- EXERCISE TASK:
Lines that contain the string "content" are to be copied; leave out all others.

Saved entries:
--- BEGIN ---
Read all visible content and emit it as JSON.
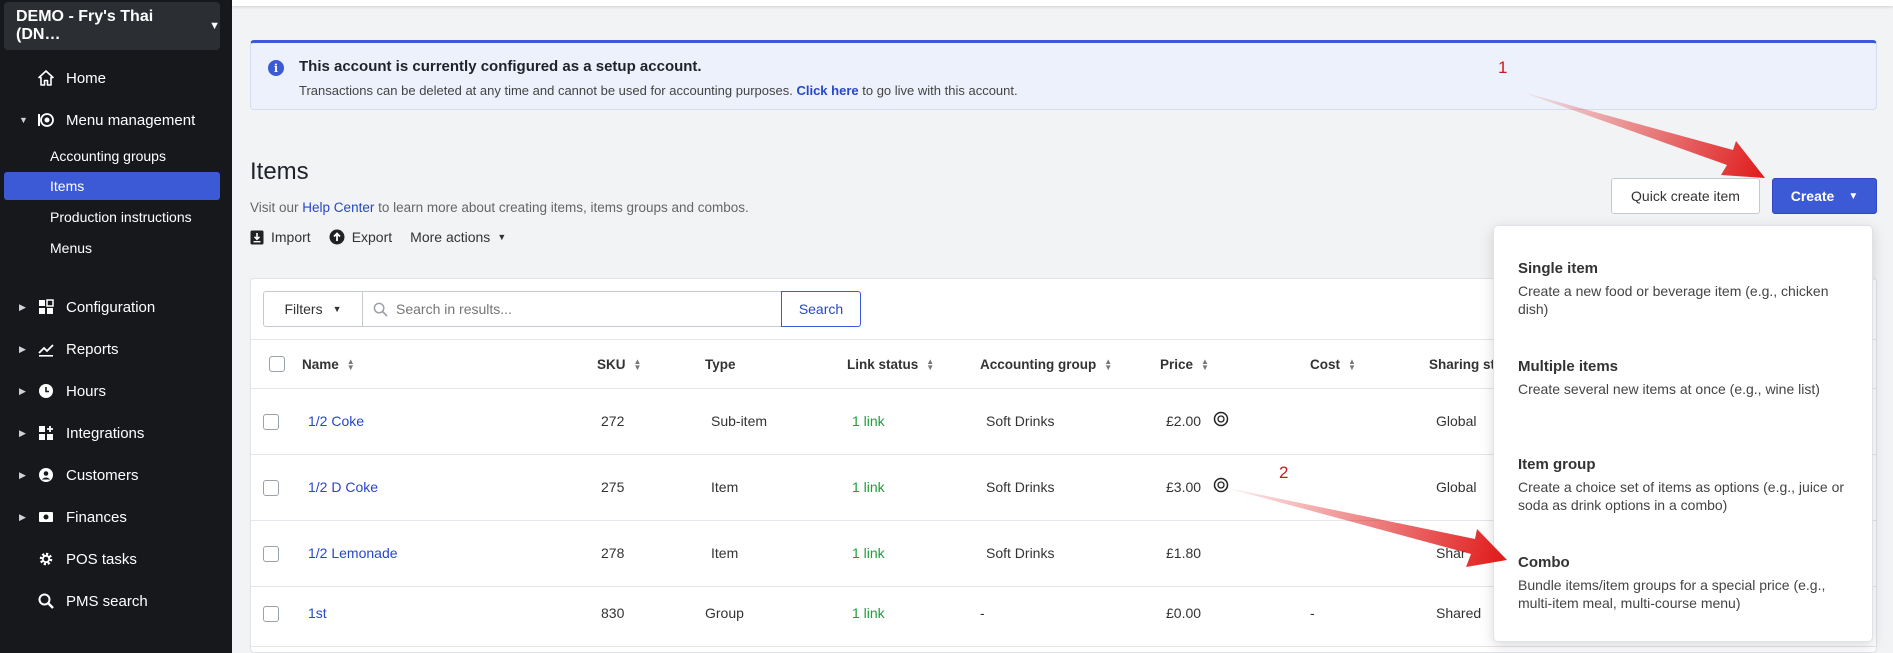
{
  "sidebar": {
    "venue": "DEMO - Fry's Thai (DN…",
    "items": [
      {
        "label": "Home"
      },
      {
        "label": "Menu management"
      },
      {
        "label": "Configuration"
      },
      {
        "label": "Reports"
      },
      {
        "label": "Hours"
      },
      {
        "label": "Integrations"
      },
      {
        "label": "Customers"
      },
      {
        "label": "Finances"
      },
      {
        "label": "POS tasks"
      },
      {
        "label": "PMS search"
      }
    ],
    "submenu": [
      {
        "label": "Accounting groups",
        "active": false
      },
      {
        "label": "Items",
        "active": true
      },
      {
        "label": "Production instructions",
        "active": false
      },
      {
        "label": "Menus",
        "active": false
      }
    ]
  },
  "banner": {
    "title": "This account is currently configured as a setup account.",
    "text_before": "Transactions can be deleted at any time and cannot be used for accounting purposes.",
    "link": "Click here",
    "text_after": "to go live with this account."
  },
  "page": {
    "title": "Items",
    "help_before": "Visit our",
    "help_link": "Help Center",
    "help_after": "to learn more about creating items, items groups and combos.",
    "import_label": "Import",
    "export_label": "Export",
    "more_actions_label": "More actions"
  },
  "buttons": {
    "quick_create": "Quick create item",
    "create": "Create"
  },
  "toolbar": {
    "filters_label": "Filters",
    "search_placeholder": "Search in results...",
    "search_button": "Search"
  },
  "table": {
    "columns": {
      "name": "Name",
      "sku": "SKU",
      "type": "Type",
      "link_status": "Link status",
      "accounting_group": "Accounting group",
      "price": "Price",
      "cost": "Cost",
      "sharing_status": "Sharing sta"
    },
    "rows": [
      {
        "name": "1/2 Coke",
        "sku": "272",
        "type": "Sub-item",
        "link_status": "1 link",
        "accounting_group": "Soft Drinks",
        "price": "£2.00",
        "cost": "",
        "sharing": "Global"
      },
      {
        "name": "1/2 D Coke",
        "sku": "275",
        "type": "Item",
        "link_status": "1 link",
        "accounting_group": "Soft Drinks",
        "price": "£3.00",
        "cost": "",
        "sharing": "Global"
      },
      {
        "name": "1/2 Lemonade",
        "sku": "278",
        "type": "Item",
        "link_status": "1 link",
        "accounting_group": "Soft Drinks",
        "price": "£1.80",
        "cost": "",
        "sharing": "Shar"
      },
      {
        "name": "1st",
        "sku": "830",
        "type": "Group",
        "link_status": "1 link",
        "accounting_group": "-",
        "price": "£0.00",
        "cost": "-",
        "sharing": "Shared"
      }
    ]
  },
  "create_menu": {
    "options": [
      {
        "title": "Single item",
        "description": "Create a new food or beverage item (e.g., chicken dish)"
      },
      {
        "title": "Multiple items",
        "description": "Create several new items at once (e.g., wine list)"
      },
      {
        "title": "Item group",
        "description": "Create a choice set of items as options (e.g., juice or soda as drink options in a combo)"
      },
      {
        "title": "Combo",
        "description": "Bundle items/item groups for a special price (e.g., multi-item meal, multi-course menu)"
      }
    ]
  },
  "annotations": {
    "step1": "1",
    "step2": "2"
  },
  "colors": {
    "sidebar_bg": "#16181c",
    "accent": "#3c5ad6",
    "link": "#2747c9",
    "link_status_green": "#1e9e3a",
    "annotation_red": "#e01b1b"
  }
}
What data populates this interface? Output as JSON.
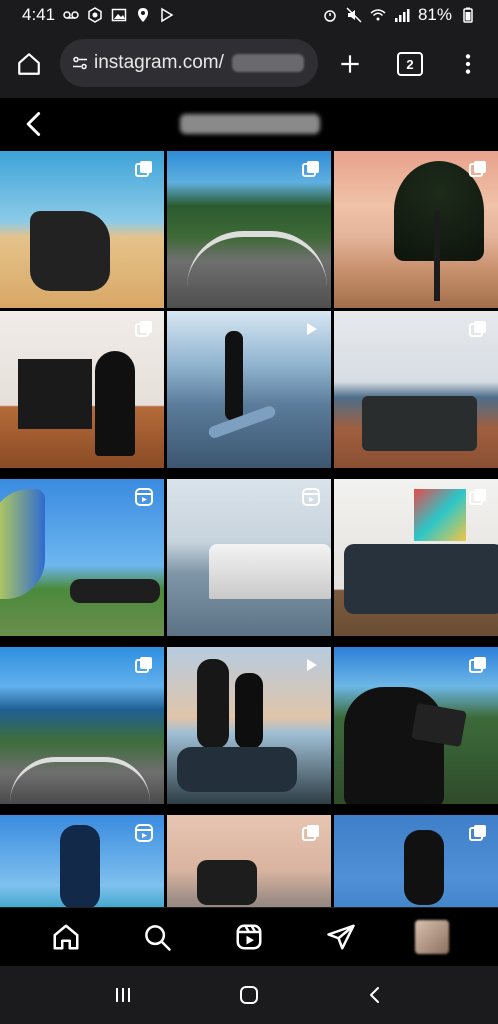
{
  "status": {
    "time": "4:41",
    "battery": "81%"
  },
  "browser": {
    "url": "instagram.com/",
    "tabs_count": "2"
  },
  "grid": {
    "tiles": [
      {
        "type": "carousel"
      },
      {
        "type": "carousel"
      },
      {
        "type": "carousel"
      },
      {
        "type": "carousel"
      },
      {
        "type": "video"
      },
      {
        "type": "carousel"
      },
      {
        "type": "reel"
      },
      {
        "type": "reel"
      },
      {
        "type": "carousel"
      },
      {
        "type": "carousel"
      },
      {
        "type": "video"
      },
      {
        "type": "carousel"
      },
      {
        "type": "reel"
      },
      {
        "type": "carousel"
      },
      {
        "type": "carousel"
      }
    ]
  },
  "bottom_nav": {
    "items": [
      "home-icon",
      "search-icon",
      "reels-icon",
      "direct-icon",
      "profile-avatar"
    ]
  },
  "system_nav": {
    "items": [
      "recents-icon",
      "home-button-icon",
      "back-icon"
    ]
  }
}
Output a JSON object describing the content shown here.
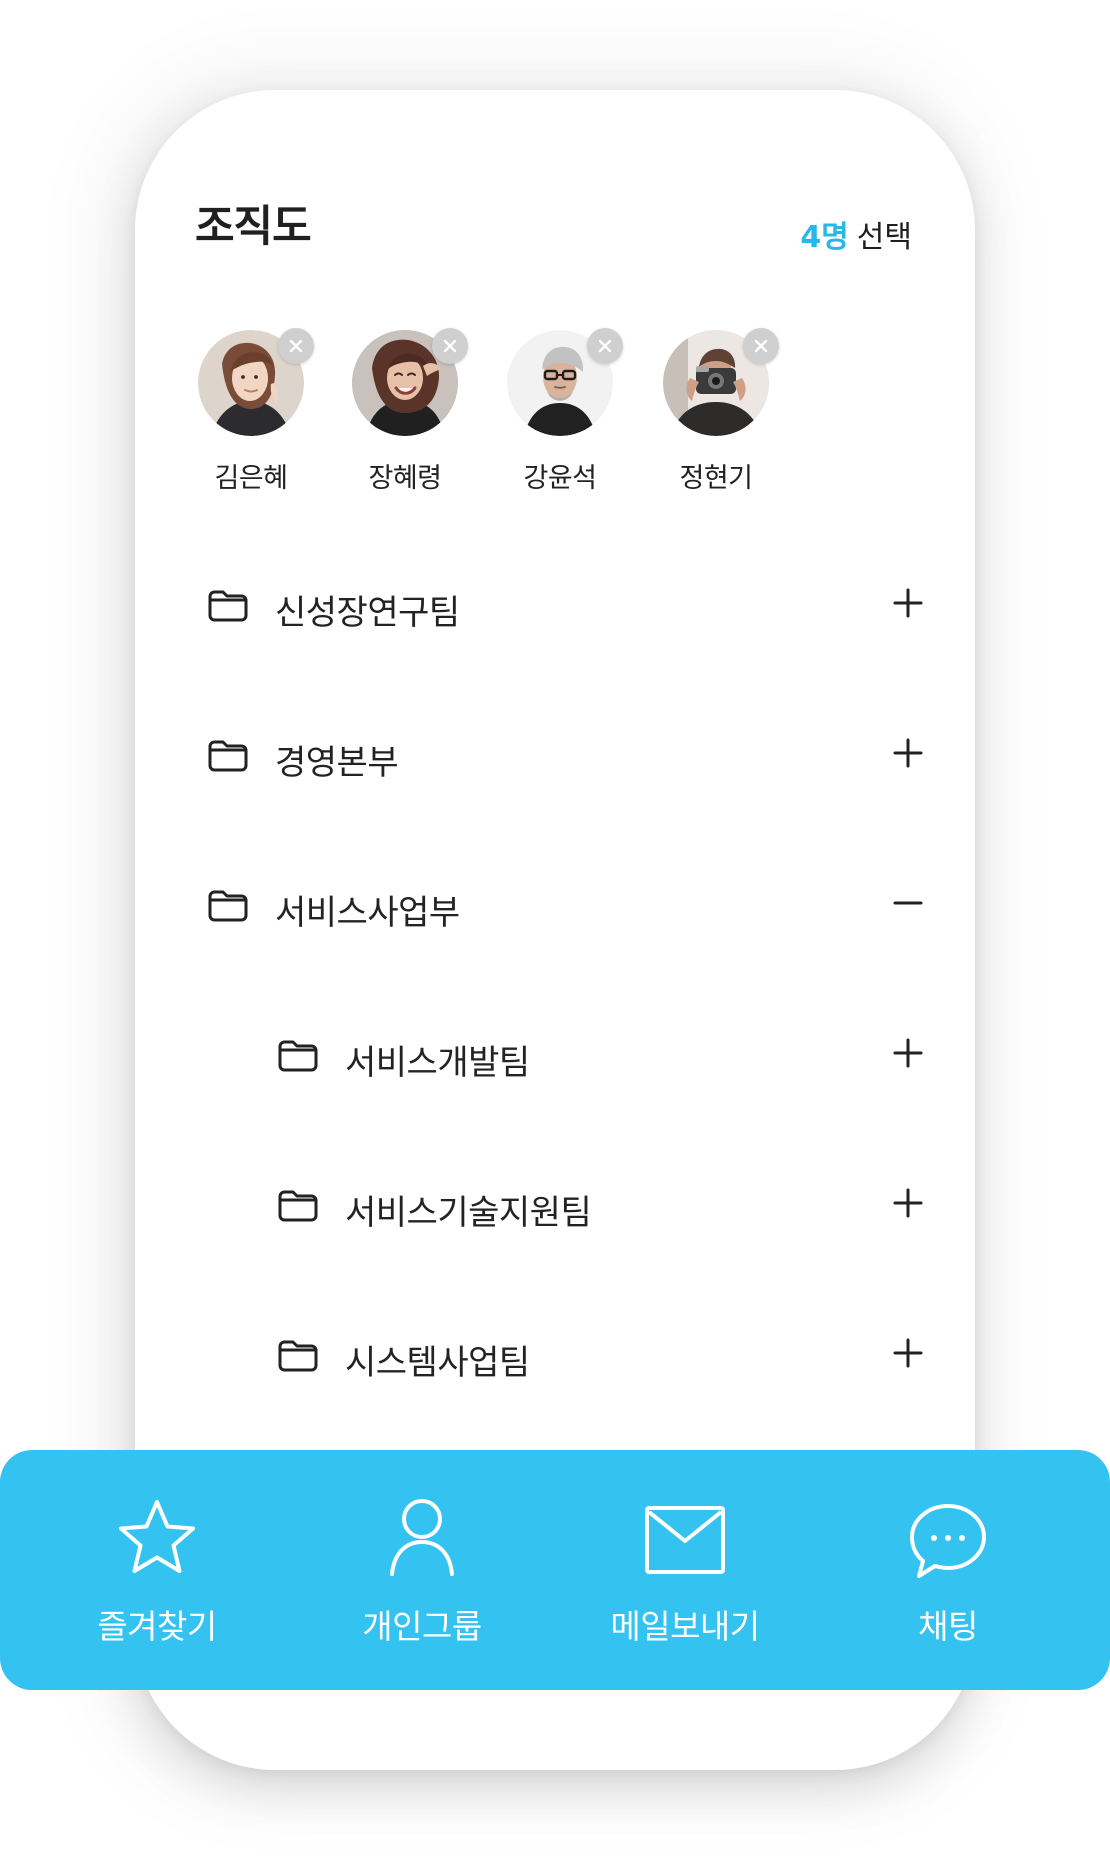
{
  "header": {
    "title": "조직도",
    "selected_count": "4명",
    "selected_label": "선택"
  },
  "selected_users": [
    {
      "name": "김은혜"
    },
    {
      "name": "장혜령"
    },
    {
      "name": "강윤석"
    },
    {
      "name": "정현기"
    }
  ],
  "org_tree": [
    {
      "label": "신성장연구팀",
      "toggle": "plus-icon"
    },
    {
      "label": "경영본부",
      "toggle": "plus-icon"
    },
    {
      "label": "서비스사업부",
      "toggle": "minus-icon"
    },
    {
      "label": "서비스개발팀",
      "toggle": "plus-icon"
    },
    {
      "label": "서비스기술지원팀",
      "toggle": "plus-icon"
    },
    {
      "label": "시스템사업팀",
      "toggle": "plus-icon"
    }
  ],
  "bottom_nav": [
    {
      "label": "즐겨찾기",
      "icon": "star-icon"
    },
    {
      "label": "개인그룹",
      "icon": "person-icon"
    },
    {
      "label": "메일보내기",
      "icon": "mail-icon"
    },
    {
      "label": "채팅",
      "icon": "chat-icon"
    }
  ],
  "colors": {
    "accent": "#34c3f1",
    "count": "#27b8ea",
    "text": "#222222",
    "remove_badge": "#cfcfcf"
  }
}
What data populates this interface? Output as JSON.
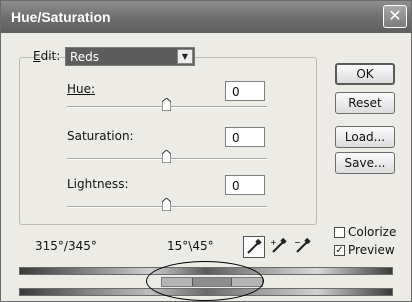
{
  "window": {
    "title": "Hue/Saturation",
    "close_glyph": "✕"
  },
  "edit": {
    "label_prefix": "E",
    "label_rest": "dit:",
    "selected": "Reds"
  },
  "hue": {
    "label": "Hue:",
    "value": "0",
    "level": 0.5
  },
  "saturation": {
    "label": "Saturation:",
    "value": "0",
    "level": 0.5
  },
  "lightness": {
    "label": "Lightness:",
    "value": "0",
    "level": 0.5
  },
  "buttons": {
    "ok": "OK",
    "reset": "Reset",
    "load": "Load...",
    "save": "Save..."
  },
  "options": {
    "colorize": "Colorize",
    "colorize_checked": false,
    "preview": "Preview",
    "preview_checked": true
  },
  "ranges": {
    "left": "315°/345°",
    "right": "15°\\45°"
  },
  "icons": [
    "eyedropper-icon",
    "eyedropper-plus-icon",
    "eyedropper-minus-icon"
  ]
}
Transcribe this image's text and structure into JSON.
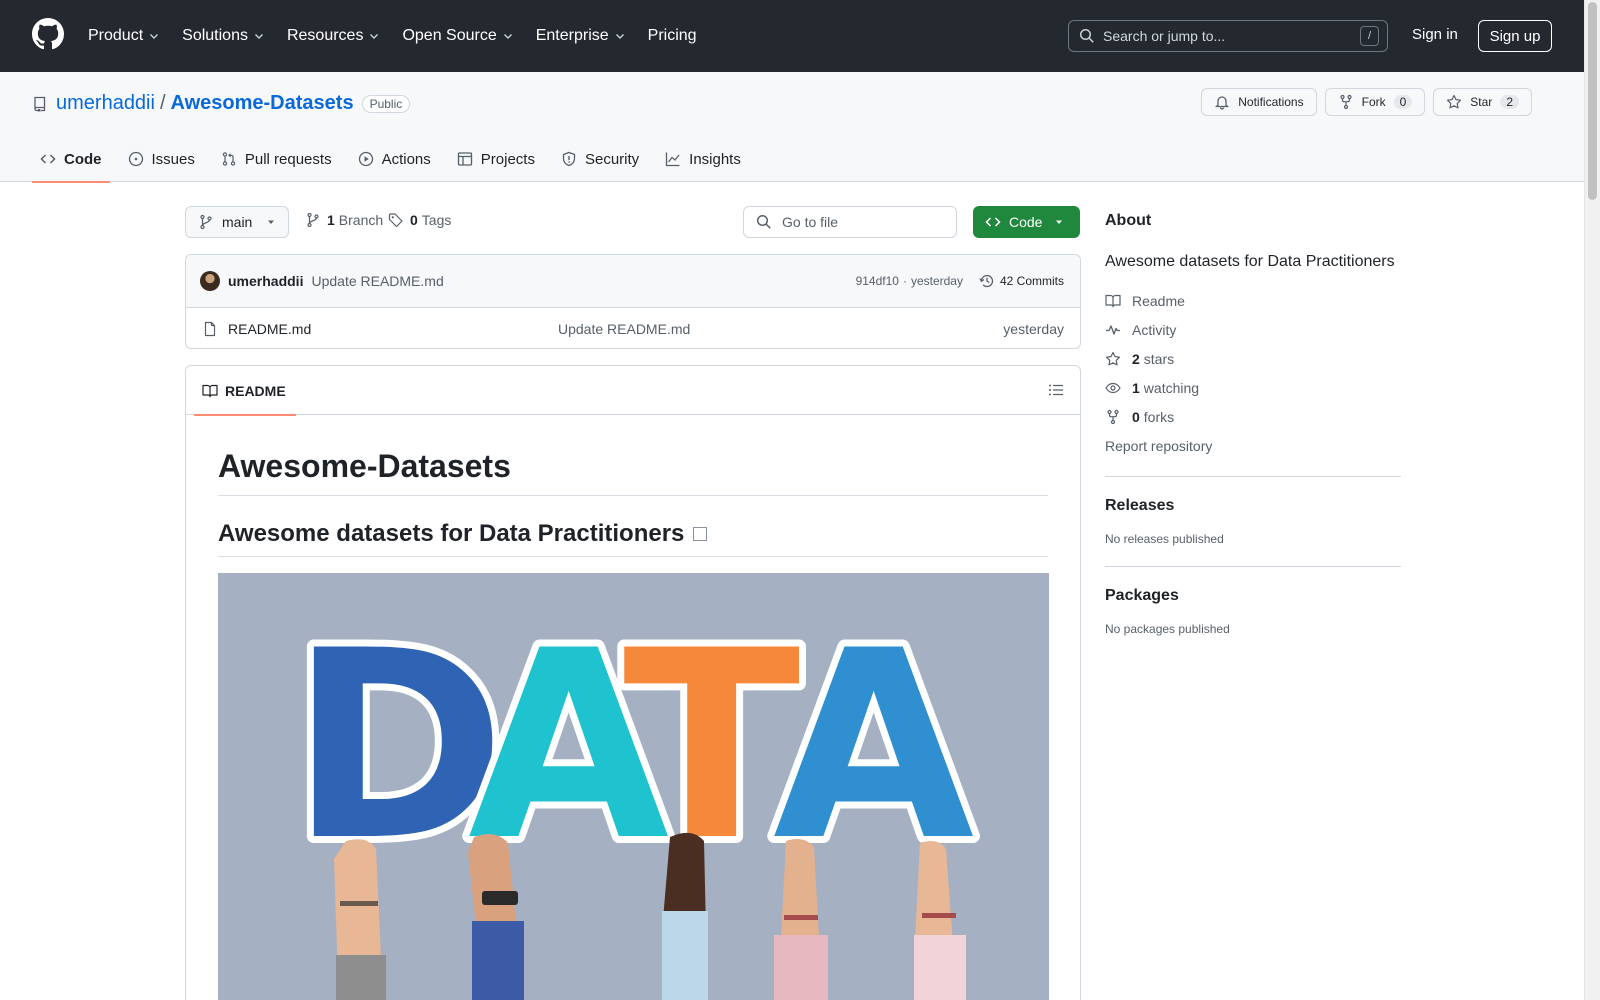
{
  "header": {
    "nav": [
      {
        "label": "Product",
        "dropdown": true
      },
      {
        "label": "Solutions",
        "dropdown": true
      },
      {
        "label": "Resources",
        "dropdown": true
      },
      {
        "label": "Open Source",
        "dropdown": true
      },
      {
        "label": "Enterprise",
        "dropdown": true
      },
      {
        "label": "Pricing",
        "dropdown": false
      }
    ],
    "search_placeholder": "Search or jump to...",
    "search_shortcut": "/",
    "sign_in": "Sign in",
    "sign_up": "Sign up"
  },
  "repo": {
    "owner": "umerhaddii",
    "separator": "/",
    "name": "Awesome-Datasets",
    "visibility": "Public",
    "notifications_label": "Notifications",
    "fork_label": "Fork",
    "fork_count": "0",
    "star_label": "Star",
    "star_count": "2",
    "tabs": [
      {
        "label": "Code",
        "icon": "code-icon",
        "active": true
      },
      {
        "label": "Issues",
        "icon": "issue-icon",
        "active": false
      },
      {
        "label": "Pull requests",
        "icon": "pull-request-icon",
        "active": false
      },
      {
        "label": "Actions",
        "icon": "play-icon",
        "active": false
      },
      {
        "label": "Projects",
        "icon": "table-icon",
        "active": false
      },
      {
        "label": "Security",
        "icon": "shield-icon",
        "active": false
      },
      {
        "label": "Insights",
        "icon": "graph-icon",
        "active": false
      }
    ]
  },
  "filenav": {
    "branch": "main",
    "branch_count": "1",
    "branch_label": "Branch",
    "tag_count": "0",
    "tag_label": "Tags",
    "goto_placeholder": "Go to file",
    "code_button": "Code"
  },
  "commit": {
    "author": "umerhaddii",
    "message": "Update README.md",
    "hash": "914df10",
    "dot": "·",
    "age": "yesterday",
    "commits_count": "42 Commits"
  },
  "files": [
    {
      "name": "README.md",
      "message": "Update README.md",
      "age": "yesterday"
    }
  ],
  "readme": {
    "tab_label": "README",
    "h1": "Awesome-Datasets",
    "h2": "Awesome datasets for Data Practitioners",
    "hero_letters": [
      "D",
      "A",
      "T",
      "A"
    ]
  },
  "sidebar": {
    "about_title": "About",
    "description": "Awesome datasets for Data Practitioners",
    "links": [
      {
        "icon": "book-icon",
        "count": "",
        "label": "Readme"
      },
      {
        "icon": "pulse-icon",
        "count": "",
        "label": "Activity"
      },
      {
        "icon": "star-icon",
        "count": "2",
        "label": "stars"
      },
      {
        "icon": "eye-icon",
        "count": "1",
        "label": "watching"
      },
      {
        "icon": "fork-icon",
        "count": "0",
        "label": "forks"
      }
    ],
    "report": "Report repository",
    "releases_title": "Releases",
    "releases_note": "No releases published",
    "packages_title": "Packages",
    "packages_note": "No packages published"
  },
  "colors": {
    "header_bg": "#24292f",
    "link": "#0969da",
    "code_button": "#1f883d",
    "tab_underline": "#fd8c73",
    "hero_bg": "#a5b1c3",
    "letter_d": "#2e64b3",
    "letter_a1": "#1fc2cf",
    "letter_t": "#f6883a",
    "letter_a2": "#2f8fd0"
  }
}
--- END ---
- IN RESPONSE:
Read all visible content and emit it as JSON.
Output a JSON object describing the content shown here.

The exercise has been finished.